- **Instructions to follow**
Exactly how many lines have the word "name"? Answer with the bare number.

- **Task data**
====================
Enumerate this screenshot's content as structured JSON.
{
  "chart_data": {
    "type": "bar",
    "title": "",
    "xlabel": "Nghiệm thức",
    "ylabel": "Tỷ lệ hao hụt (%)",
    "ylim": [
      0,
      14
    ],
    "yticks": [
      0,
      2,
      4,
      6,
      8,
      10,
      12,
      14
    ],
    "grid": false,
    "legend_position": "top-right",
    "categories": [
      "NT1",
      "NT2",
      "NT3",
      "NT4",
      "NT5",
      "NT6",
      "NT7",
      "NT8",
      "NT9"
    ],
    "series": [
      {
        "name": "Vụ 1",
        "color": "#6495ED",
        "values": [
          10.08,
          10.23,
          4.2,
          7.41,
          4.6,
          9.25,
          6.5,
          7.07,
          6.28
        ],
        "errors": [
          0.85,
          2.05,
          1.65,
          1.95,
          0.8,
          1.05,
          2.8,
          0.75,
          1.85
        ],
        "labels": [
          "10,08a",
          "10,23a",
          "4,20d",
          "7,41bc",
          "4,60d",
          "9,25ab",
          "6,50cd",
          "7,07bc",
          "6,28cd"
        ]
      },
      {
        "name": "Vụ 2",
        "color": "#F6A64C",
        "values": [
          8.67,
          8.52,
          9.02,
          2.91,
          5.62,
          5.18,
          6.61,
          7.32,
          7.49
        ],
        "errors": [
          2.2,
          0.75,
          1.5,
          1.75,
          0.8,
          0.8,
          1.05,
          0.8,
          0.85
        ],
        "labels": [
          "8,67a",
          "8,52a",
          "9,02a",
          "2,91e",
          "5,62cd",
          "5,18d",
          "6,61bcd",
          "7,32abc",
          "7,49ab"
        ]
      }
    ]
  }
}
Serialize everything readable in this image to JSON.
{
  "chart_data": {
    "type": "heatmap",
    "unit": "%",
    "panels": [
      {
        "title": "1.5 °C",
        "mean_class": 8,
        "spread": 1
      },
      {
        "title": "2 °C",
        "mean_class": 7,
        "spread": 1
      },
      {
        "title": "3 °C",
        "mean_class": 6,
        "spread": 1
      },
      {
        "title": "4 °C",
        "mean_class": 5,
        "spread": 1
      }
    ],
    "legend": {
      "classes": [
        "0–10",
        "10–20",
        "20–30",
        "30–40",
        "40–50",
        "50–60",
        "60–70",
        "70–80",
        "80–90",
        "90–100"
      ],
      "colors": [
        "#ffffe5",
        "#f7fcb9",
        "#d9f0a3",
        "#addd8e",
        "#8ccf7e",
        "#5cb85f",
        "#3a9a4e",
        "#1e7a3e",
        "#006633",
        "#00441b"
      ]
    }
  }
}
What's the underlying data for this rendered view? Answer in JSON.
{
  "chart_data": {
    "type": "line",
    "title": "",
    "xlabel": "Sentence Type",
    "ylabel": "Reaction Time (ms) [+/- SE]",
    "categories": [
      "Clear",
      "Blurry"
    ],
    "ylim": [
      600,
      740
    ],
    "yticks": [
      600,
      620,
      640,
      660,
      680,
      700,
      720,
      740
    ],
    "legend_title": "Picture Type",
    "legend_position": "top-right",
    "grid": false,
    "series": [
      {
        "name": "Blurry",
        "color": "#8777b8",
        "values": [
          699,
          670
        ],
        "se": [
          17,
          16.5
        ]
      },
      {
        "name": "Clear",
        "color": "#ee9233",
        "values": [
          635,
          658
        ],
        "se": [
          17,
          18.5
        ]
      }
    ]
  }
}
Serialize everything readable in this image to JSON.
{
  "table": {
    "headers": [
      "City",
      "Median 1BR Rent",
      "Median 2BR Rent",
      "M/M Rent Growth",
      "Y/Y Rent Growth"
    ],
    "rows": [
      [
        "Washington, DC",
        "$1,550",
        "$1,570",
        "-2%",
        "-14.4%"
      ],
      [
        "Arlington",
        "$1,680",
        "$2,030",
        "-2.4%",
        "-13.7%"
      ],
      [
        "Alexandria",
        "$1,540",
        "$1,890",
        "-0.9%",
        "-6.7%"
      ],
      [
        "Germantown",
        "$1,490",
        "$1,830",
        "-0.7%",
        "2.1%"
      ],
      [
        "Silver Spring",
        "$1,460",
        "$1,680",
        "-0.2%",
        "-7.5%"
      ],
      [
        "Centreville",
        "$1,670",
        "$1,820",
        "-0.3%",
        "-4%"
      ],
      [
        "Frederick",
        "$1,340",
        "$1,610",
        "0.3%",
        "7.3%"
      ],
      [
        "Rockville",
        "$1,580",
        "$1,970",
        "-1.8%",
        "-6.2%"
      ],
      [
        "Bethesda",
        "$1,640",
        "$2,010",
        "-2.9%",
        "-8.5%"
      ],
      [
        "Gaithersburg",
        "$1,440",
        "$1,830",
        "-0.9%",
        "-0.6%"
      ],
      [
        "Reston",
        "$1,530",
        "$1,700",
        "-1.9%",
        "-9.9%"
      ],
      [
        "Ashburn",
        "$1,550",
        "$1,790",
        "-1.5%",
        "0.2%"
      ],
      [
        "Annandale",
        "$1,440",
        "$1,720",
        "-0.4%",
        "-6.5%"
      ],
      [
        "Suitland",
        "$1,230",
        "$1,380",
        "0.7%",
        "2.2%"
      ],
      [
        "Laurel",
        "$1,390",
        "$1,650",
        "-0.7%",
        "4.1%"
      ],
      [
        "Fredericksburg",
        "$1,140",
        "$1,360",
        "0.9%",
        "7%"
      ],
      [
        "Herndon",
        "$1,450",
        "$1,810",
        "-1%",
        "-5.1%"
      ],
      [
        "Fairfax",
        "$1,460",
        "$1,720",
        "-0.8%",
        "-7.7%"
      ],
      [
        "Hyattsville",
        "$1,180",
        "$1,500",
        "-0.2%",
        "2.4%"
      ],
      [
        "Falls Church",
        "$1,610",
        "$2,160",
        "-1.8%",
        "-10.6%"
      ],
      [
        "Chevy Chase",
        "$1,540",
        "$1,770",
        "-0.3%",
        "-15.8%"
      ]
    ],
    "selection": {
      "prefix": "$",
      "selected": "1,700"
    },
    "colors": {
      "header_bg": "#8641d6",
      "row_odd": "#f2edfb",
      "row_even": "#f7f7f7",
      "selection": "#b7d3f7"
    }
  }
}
====================
- **Answer for this exercise**
4